#### Текст
□ □ □ □ □
1) Да, Бог может сотворить камень, который Он «не сможет» поднять, ибо Бог Всемогущ.
2) Да, Бог может поднять камень, который Он «не сможет» поднять, ибо... Бог Всемогущ.
Бог может всё, на что изъявляет Свою Всемудрую и Всеблагую Волю. «...для Бога нет ничего невозможного, – кроме лишь того, чего Он не желает»33. Всемогущество потому и есть ВСЕ-могущество, что оно уходит за пределы любых мыслимых тварных могуществ. Это человеческое «могу» с неизбежностью упирается в некое человеческое же «не могу». Обуженность мышления границами сущности и пределами бытия, обусловленность тварным – «могу-не могу» – это есть мера человеческая, мера твари. Но тварь к тому же ещё и пала, и по падшести склонна искушать Бога сопоставлением своей граничной сущности с Его АБСОЛЮТНОЙ СУЩНОСТЬЮ, своего относительного тварного бытия со Сверхбытием Абсолюта. Но никакие сопоставления тварного с несотворённым, относительного с абсолютным очевидно невозможны. Экхарт указывает на эту очевидность: «Бог превосходит бытие и сущность». Бог есть несотворённое Сверхбытие, исток всякого тварного бытия, и Бог есть безначально СУЩИЙ, исток всякой тварной сущности, берущей в Нём начало. Количественные сообразности и несообразности тварного, (а к тому ж ещё и падшего) мира, конституирующие формальную человеческую логику, неприменимы в богопознании. Говоря о трудности понимания Всемогущества Божия, мы намеренно поставили слово «понимание» в кавычки. Понимание есть разумение, и человек действительно должен стремиться к Богу всем своим разумением, но он должен также помнить, насколько мал; это разумение, сколь немногое Божие может вместить в себя тварный и помрачённый грехопадением человеческий разум. Всемогущество, как и все иные усвояемые нами атрибуты Бога, есть предмет веры, а не знания, духовного воображения, а не рационального понимания. «Разуметь» Всемогущество Бога значит прежде все сознавать, что оно неуяснимо для разума, поскольку запредельно для тварных сил и способностей человека. Об этом должны были бы помнить те, кто  вопреки завету Иисуса Христа «не искушай Господа Бога твоего» /Мат. 4, 7/ всё-таки пытаются искушать Бога.
□ □ □ □ □
(Записи с размеченными рамками)
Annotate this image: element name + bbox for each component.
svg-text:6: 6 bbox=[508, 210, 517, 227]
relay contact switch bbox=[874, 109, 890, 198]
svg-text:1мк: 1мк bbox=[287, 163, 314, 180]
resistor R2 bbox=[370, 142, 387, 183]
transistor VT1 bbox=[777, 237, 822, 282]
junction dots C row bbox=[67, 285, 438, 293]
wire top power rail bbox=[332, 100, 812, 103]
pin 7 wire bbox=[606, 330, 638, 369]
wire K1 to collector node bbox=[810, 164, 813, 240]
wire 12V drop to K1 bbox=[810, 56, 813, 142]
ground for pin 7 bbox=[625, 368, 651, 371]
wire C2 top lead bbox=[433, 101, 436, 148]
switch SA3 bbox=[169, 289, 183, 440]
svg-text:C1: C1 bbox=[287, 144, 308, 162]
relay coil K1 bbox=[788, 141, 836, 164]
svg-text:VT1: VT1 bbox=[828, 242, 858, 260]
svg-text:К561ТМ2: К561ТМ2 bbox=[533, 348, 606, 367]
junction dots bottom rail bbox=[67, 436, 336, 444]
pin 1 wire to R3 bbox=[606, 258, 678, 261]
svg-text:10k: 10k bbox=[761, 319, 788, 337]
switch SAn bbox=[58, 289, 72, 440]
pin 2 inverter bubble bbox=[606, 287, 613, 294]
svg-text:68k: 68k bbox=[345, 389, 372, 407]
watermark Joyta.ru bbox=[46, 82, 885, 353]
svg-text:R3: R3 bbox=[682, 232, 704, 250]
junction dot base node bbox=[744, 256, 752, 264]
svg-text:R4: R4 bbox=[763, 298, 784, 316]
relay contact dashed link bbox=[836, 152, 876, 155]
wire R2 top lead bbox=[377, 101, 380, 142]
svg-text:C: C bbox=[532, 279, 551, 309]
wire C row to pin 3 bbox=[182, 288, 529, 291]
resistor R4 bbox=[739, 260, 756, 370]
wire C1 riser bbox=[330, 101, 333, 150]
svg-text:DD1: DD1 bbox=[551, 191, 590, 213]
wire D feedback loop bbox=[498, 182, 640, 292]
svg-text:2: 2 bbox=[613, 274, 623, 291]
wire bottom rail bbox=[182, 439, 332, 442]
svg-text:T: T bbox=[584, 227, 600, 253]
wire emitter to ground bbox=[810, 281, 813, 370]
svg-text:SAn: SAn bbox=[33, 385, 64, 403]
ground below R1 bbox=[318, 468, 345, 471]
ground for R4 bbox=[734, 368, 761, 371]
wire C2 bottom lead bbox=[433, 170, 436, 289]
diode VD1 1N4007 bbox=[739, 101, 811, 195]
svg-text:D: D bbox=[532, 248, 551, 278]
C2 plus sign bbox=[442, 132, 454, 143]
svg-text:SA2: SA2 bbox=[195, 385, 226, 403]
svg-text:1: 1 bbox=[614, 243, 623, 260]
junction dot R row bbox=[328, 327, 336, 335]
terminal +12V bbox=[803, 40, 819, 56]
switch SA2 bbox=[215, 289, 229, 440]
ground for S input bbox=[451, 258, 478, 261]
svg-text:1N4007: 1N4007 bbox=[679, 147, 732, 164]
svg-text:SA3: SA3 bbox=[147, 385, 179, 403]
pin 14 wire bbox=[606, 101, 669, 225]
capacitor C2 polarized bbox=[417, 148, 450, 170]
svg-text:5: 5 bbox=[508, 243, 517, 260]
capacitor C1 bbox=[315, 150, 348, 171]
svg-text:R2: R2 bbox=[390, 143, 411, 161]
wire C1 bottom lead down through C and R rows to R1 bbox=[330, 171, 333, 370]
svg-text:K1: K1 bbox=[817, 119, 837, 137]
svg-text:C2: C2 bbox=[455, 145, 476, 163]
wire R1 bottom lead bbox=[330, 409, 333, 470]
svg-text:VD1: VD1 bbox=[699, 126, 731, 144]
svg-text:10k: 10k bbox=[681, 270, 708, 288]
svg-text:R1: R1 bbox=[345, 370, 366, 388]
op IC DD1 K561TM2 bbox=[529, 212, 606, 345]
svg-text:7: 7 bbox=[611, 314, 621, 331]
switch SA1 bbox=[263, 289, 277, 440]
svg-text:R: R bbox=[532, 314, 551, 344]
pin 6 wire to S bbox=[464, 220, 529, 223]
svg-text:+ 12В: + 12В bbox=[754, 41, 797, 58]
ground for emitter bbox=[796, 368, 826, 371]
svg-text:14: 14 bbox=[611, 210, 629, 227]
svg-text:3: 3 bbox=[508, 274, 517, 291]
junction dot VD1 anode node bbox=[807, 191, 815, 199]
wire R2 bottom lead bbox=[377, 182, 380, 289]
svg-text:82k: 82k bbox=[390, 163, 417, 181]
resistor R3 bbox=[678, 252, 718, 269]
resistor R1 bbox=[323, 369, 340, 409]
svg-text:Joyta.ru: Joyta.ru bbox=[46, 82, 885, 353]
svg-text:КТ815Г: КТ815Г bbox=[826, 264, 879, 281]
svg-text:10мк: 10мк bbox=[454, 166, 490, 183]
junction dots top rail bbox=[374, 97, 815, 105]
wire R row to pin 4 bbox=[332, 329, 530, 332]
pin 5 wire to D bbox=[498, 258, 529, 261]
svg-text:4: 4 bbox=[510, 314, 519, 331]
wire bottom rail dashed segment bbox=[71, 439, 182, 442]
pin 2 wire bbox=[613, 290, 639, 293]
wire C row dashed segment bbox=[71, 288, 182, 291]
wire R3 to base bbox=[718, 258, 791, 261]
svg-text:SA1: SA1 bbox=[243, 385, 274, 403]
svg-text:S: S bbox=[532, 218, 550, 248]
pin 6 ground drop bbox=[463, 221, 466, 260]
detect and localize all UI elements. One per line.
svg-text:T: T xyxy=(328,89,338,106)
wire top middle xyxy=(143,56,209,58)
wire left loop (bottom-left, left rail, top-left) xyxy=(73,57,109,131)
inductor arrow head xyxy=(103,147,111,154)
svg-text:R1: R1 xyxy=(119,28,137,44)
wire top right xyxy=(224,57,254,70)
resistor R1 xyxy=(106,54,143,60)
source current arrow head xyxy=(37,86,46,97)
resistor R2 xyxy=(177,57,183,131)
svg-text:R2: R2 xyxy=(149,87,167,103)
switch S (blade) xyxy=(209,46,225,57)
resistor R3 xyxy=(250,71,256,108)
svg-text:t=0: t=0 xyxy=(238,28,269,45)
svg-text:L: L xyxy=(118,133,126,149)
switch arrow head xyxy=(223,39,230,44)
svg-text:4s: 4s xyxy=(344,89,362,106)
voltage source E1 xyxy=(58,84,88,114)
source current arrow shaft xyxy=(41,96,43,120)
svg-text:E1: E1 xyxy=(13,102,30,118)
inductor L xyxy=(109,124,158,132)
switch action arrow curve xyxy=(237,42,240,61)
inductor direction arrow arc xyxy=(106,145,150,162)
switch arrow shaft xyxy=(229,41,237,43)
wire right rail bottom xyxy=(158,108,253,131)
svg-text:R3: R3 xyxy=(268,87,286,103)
□ □ □ □ □
#### Письменные задания
A – Предметом чего, согласно тексту о Всемогуществе Бога, является Всемогущество: веры или знания?
B – Напишите продолжение текста о Всемогуществе Бога, начав сразу после его последнего предложения.

#### Ответы к упражнению
A – Всемогущество есть предмет веры, а не знания.

B –
Итак, Бог Всемогущ и через Всемогущество утверждает наперекор гиблой безначальности мэонического НИЧТО Свою непреклонную Волю к ЧТО. Ошибочно, однако, было бы думать, что бессильная к какому-либо сущностному зачатию, мэоническая тьма не сильна. Она чудовищно сильна своей абсолютной и абсолютно довлеющей себе несотворённой бессущностностью. Но сила эта не творческая, не созидательная, в самой себе не способная ни к чему, даже к направленной сознательной деструкции. Эта сила есть бессмысленная инерция всеугашения, удушающая тяжесть омнипотенциальной безначальности. Рассекать и одолевать её, держать этот груз, способна одна лишь мышца Божия. Божественная Жизнь проясняет себя как предвечная и вечная борьба Света с тьмой, как напряжение мышцы Божией против раздавливающей тяжести тёмных потенций мэона. Предвечность и вечность есть не только со-стояние, но и непрерывное противо-стояние абсолютного ЧТО абсолютному НИЧТО, противо-стяние, в котором НИЧТО – могущество инертно-тяжкого мэона, уступает ЧТО – энергетически-волевому Всемогуществу Божию. По ту сторону тварности НИЧТО всегда остаётся лишь тёмным присутствием, обречённым отступлению. Бог не истребляет мэон не только и не столько потому, что это противоречит Всемудрости, ибо мэон несотворён, (то есть безначален и бесконечен), и истребление его обернулось бы дурной бесконечностью, сколько потому, что, Всеблагости и всемогущей монопотенциальной Воле Бога чужда сама идея истребления. Всемогущая творящая Воля Бога действует всегда и только в направлении сущности. Она отнимает у абсолютного безволия омнипотенциальности всё то, что в тотальном этом безволии имеет подавленное воление к свету. Бог отнимает у тьмы поглощённый ею свет и тем даёт ему жизнь. Противо-стояние Бога и мэона есть уже описанный нами предвечный и вечный процесс рассечения тьмы Светом Божиим, освобождения из узилища омнипотенциальной безысходности всех положительных потенций, ищущих исхода в свет.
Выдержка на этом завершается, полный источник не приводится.